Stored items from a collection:
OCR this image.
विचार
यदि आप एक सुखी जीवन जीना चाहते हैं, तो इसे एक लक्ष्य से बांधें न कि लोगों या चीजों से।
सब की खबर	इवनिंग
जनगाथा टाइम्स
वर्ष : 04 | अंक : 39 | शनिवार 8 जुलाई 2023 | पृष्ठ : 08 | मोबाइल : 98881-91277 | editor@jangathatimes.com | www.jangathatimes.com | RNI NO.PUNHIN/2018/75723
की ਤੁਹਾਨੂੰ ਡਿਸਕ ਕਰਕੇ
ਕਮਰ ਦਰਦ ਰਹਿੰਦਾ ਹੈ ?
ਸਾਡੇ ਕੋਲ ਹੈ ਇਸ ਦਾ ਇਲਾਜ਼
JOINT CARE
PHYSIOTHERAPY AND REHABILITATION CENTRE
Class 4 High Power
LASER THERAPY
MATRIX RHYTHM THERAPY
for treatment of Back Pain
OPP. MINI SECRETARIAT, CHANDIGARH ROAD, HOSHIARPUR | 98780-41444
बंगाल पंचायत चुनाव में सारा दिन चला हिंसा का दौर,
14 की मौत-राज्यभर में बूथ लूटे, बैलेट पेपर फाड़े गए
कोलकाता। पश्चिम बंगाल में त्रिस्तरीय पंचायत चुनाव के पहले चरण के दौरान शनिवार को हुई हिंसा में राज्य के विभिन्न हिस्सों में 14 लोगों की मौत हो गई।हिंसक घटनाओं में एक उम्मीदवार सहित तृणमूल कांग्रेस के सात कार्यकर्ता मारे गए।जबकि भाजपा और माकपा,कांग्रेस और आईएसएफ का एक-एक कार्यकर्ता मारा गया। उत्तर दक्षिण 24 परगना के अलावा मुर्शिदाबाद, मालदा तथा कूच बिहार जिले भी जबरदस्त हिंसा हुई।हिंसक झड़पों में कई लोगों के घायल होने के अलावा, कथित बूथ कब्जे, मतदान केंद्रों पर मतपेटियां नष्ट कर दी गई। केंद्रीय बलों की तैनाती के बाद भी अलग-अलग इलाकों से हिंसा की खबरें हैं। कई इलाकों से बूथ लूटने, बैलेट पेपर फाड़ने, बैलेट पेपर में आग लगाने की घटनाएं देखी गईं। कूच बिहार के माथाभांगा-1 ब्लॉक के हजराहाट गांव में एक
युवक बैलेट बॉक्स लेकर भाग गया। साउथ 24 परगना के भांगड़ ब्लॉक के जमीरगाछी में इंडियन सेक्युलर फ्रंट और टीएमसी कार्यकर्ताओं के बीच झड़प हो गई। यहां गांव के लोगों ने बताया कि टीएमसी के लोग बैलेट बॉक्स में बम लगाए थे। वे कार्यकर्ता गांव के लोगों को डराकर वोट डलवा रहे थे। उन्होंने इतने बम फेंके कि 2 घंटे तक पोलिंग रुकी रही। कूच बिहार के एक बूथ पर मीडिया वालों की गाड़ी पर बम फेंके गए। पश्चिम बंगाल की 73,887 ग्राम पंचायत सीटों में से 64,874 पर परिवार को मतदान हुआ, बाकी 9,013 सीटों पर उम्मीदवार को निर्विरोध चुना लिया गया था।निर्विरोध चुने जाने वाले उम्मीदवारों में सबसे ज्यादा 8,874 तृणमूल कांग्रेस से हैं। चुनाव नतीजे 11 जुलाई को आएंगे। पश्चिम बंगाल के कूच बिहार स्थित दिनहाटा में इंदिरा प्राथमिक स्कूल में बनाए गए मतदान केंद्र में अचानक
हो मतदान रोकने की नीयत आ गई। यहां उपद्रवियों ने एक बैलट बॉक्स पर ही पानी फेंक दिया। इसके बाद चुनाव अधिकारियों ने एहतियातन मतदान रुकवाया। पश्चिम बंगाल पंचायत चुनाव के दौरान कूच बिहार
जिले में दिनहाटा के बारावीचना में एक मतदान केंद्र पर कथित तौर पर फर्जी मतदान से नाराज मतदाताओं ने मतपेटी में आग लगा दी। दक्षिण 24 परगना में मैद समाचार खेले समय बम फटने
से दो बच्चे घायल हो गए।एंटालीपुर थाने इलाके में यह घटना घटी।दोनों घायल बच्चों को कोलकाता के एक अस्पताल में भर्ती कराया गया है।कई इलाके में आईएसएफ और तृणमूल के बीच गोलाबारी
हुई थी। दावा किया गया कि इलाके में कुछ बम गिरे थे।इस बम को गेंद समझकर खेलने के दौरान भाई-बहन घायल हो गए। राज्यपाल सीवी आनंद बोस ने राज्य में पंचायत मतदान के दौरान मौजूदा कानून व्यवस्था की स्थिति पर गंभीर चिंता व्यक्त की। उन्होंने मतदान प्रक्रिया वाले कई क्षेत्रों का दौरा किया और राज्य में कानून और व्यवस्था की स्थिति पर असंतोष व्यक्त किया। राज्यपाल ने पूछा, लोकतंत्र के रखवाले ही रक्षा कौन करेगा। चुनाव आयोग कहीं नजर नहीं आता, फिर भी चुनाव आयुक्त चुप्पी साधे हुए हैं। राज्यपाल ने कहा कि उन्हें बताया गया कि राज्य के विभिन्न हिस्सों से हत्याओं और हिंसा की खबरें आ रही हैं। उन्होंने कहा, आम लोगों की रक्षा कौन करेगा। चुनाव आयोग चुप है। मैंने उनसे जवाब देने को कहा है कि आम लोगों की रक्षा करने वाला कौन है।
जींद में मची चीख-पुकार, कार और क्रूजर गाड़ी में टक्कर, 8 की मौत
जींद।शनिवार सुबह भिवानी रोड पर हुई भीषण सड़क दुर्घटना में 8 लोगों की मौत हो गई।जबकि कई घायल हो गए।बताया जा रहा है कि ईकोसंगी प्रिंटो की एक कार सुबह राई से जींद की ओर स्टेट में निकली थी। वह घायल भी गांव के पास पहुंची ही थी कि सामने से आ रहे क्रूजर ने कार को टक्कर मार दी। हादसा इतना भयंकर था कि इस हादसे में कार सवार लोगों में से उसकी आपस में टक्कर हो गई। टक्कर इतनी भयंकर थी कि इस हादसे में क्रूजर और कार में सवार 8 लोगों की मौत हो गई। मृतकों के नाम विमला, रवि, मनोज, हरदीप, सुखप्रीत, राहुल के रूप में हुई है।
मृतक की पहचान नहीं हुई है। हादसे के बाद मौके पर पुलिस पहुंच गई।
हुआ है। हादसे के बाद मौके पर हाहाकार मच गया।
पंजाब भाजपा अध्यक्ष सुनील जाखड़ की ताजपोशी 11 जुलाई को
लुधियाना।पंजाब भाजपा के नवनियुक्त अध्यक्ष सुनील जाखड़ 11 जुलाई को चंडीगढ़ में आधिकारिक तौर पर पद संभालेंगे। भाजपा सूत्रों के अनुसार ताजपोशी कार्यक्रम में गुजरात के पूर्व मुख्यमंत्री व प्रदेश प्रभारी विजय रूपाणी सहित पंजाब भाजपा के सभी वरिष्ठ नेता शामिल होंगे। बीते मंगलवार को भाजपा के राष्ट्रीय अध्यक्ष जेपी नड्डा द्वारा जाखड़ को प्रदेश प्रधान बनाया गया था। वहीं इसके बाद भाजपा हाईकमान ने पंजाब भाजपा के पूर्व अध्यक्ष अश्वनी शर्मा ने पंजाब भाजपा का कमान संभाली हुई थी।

● Short task
Extract the listing in its entirety, matching it exactly.

● Full response
OCR this image.
विचार
यदि आप एक सुखी जीवन जीना चाहते हैं, तो इसे एक लक्ष्य से बांधें न कि लोगों या चीजों से।
सब की खबर	इवनिंग
जनगाथा टाइम्स
वर्ष : 04 | अंक : 39 | शनिवार 8 जुलाई 2023 | पृष्ठ : 08 | मोबाइल : 98881-91277 | editor@jangathatimes.com | www.jangathatimes.com | RNI NO.PUNHIN/2018/75723
की ਤੁਹਾਨੂੰ ਡਿਸਕ ਕਰਕੇ
ਕਮਰ ਦਰਦ ਰਹਿੰਦਾ ਹੈ ?
ਸਾਡੇ ਕੋਲ ਹੈ ਇਸ ਦਾ ਇਲਾਜ਼
JOINT CARE
PHYSIOTHERAPY AND REHABILITATION CENTRE
Class 4 High Power
LASER THERAPY
MATRIX RHYTHM THERAPY
for treatment of Back Pain
OPP. MINI SECRETARIAT, CHANDIGARH ROAD, HOSHIARPUR | 98780-41444
बंगाल पंचायत चुनाव में सारा दिन चला हिंसा का दौर,
14 की मौत-राज्यभर में बूथ लूटे, बैलेट पेपर फाड़े गए
कोलकाता। पश्चिम बंगाल में त्रिस्तरीय पंचायत चुनाव के पहले चरण के दौरान शनिवार को हुई हिंसा में राज्य के विभिन्न हिस्सों में 14 लोगों की मौत हो गई।हिंसक घटनाओं में एक उम्मीदवार सहित तृणमूल कांग्रेस के सात कार्यकर्ता मारे गए।जबकि भाजपा और माकपा,कांग्रेस और आईएसएफ का एक-एक कार्यकर्ता मारा गया। उत्तर दक्षिण 24 परगना के अलावा मुर्शिदाबाद, मालदा तथा कूच बिहार जिले भी जबरदस्त हिंसा हुई।हिंसक झड़पों में कई लोगों के घायल होने के अलावा, कथित बूथ कब्जे, मतदान केंद्रों पर मतपेटियां नष्ट कर दी गई। केंद्रीय बलों की तैनाती के बाद भी अलग-अलग इलाकों से हिंसा की खबरें हैं। कई इलाकों से बूथ लूटने, बैलेट पेपर फाड़ने, बैलेट पेपर में आग लगाने की घटनाएं देखी गईं। कूच बिहार के माथाभांगा-1 ब्लॉक के हजराहाट गांव में एक
युवक बैलेट बॉक्स लेकर भाग गया। साउथ 24 परगना के भांगड़ ब्लॉक के जमीरगाछी में इंडियन सेक्युलर फ्रंट और टीएमसी कार्यकर्ताओं के बीच झड़प हो गई। यहां गांव के लोगों ने बताया कि टीएमसी के लोग बैलेट बॉक्स में बम लगाए थे। वे कार्यकर्ता गांव के लोगों को डराकर वोट डलवा रहे थे। उन्होंने इतने बम फेंके कि 2 घंटे तक पोलिंग रुकी रही। कूच बिहार के एक बूथ पर मीडिया वालों की गाड़ी पर बम फेंके गए। पश्चिम बंगाल की 73,887 ग्राम पंचायत सीटों में से 64,874 पर परिवार को मतदान हुआ, बाकी 9,013 सीटों पर उम्मीदवार को निर्विरोध चुना लिया गया था।निर्विरोध चुने जाने वाले उम्मीदवारों में सबसे ज्यादा 8,874 तृणमूल कांग्रेस से हैं। चुनाव नतीजे 11 जुलाई को आएंगे। पश्चिम बंगाल के कूच बिहार स्थित दिनहाटा में इंदिरा प्राथमिक स्कूल में बनाए गए मतदान केंद्र में अचानक
हो मतदान रोकने की नीयत आ गई। यहां उपद्रवियों ने एक बैलट बॉक्स पर ही पानी फेंक दिया। इसके बाद चुनाव अधिकारियों ने एहतियातन मतदान रुकवाया। पश्चिम बंगाल पंचायत चुनाव के दौरान कूच बिहार
जिले में दिनहाटा के बारावीचना में एक मतदान केंद्र पर कथित तौर पर फर्जी मतदान से नाराज मतदाताओं ने मतपेटी में आग लगा दी। दक्षिण 24 परगना में मैद समाचार खेले समय बम फटने
से दो बच्चे घायल हो गए।एंटालीपुर थाने इलाके में यह घटना घटी।दोनों घायल बच्चों को कोलकाता के एक अस्पताल में भर्ती कराया गया है।कई इलाके में आईएसएफ और तृणमूल के बीच गोलाबारी
हुई थी। दावा किया गया कि इलाके में कुछ बम गिरे थे।इस बम को गेंद समझकर खेलने के दौरान भाई-बहन घायल हो गए। राज्यपाल सीवी आनंद बोस ने राज्य में पंचायत मतदान के दौरान मौजूदा कानून व्यवस्था की स्थिति पर गंभीर चिंता व्यक्त की। उन्होंने मतदान प्रक्रिया वाले कई क्षेत्रों का दौरा किया और राज्य में कानून और व्यवस्था की स्थिति पर असंतोष व्यक्त किया। राज्यपाल ने पूछा, लोकतंत्र के रखवाले ही रक्षा कौन करेगा। चुनाव आयोग कहीं नजर नहीं आता, फिर भी चुनाव आयुक्त चुप्पी साधे हुए हैं। राज्यपाल ने कहा कि उन्हें बताया गया कि राज्य के विभिन्न हिस्सों से हत्याओं और हिंसा की खबरें आ रही हैं। उन्होंने कहा, आम लोगों की रक्षा कौन करेगा। चुनाव आयोग चुप है। मैंने उनसे जवाब देने को कहा है कि आम लोगों की रक्षा करने वाला कौन है।
जींद में मची चीख-पुकार, कार और क्रूजर गाड़ी में टक्कर, 8 की मौत
जींद।शनिवार सुबह भिवानी रोड पर हुई भीषण सड़क दुर्घटना में 8 लोगों की मौत हो गई।जबकि कई घायल हो गए।बताया जा रहा है कि ईकोसंगी प्रिंटो की एक कार सुबह राई से जींद की ओर स्टेट में निकली थी। वह घायल भी गांव के पास पहुंची ही थी कि सामने से आ रहे क्रूजर ने कार को टक्कर मार दी। हादसा इतना भयंकर था कि इस हादसे में कार सवार लोगों में से उसकी आपस में टक्कर हो गई। टक्कर इतनी भयंकर थी कि इस हादसे में क्रूजर और कार में सवार 8 लोगों की मौत हो गई। मृतकों के नाम विमला, रवि, मनोज, हरदीप, सुखप्रीत, राहुल के रूप में हुई है।
मृतक की पहचान नहीं हुई है। हादसे के बाद मौके पर पुलिस पहुंच गई।
हुआ है। हादसे के बाद मौके पर हाहाकार मच गया।
पंजाब भाजपा अध्यक्ष सुनील जाखड़ की ताजपोशी 11 जुलाई को
लुधियाना।पंजाब भाजपा के नवनियुक्त अध्यक्ष सुनील जाखड़ 11 जुलाई को चंडीगढ़ में आधिकारिक तौर पर पद संभालेंगे। भाजपा सूत्रों के अनुसार ताजपोशी कार्यक्रम में गुजरात के पूर्व मुख्यमंत्री व प्रदेश प्रभारी विजय रूपाणी सहित पंजाब भाजपा के सभी वरिष्ठ नेता शामिल होंगे। बीते मंगलवार को भाजपा के राष्ट्रीय अध्यक्ष जेपी नड्डा द्वारा जाखड़ को प्रदेश प्रधान बनाया गया था। वहीं इसके बाद भाजपा हाईकमान ने पंजाब भाजपा के पूर्व अध्यक्ष अश्वनी शर्मा ने पंजाब भाजपा का कमान संभाली हुई थी।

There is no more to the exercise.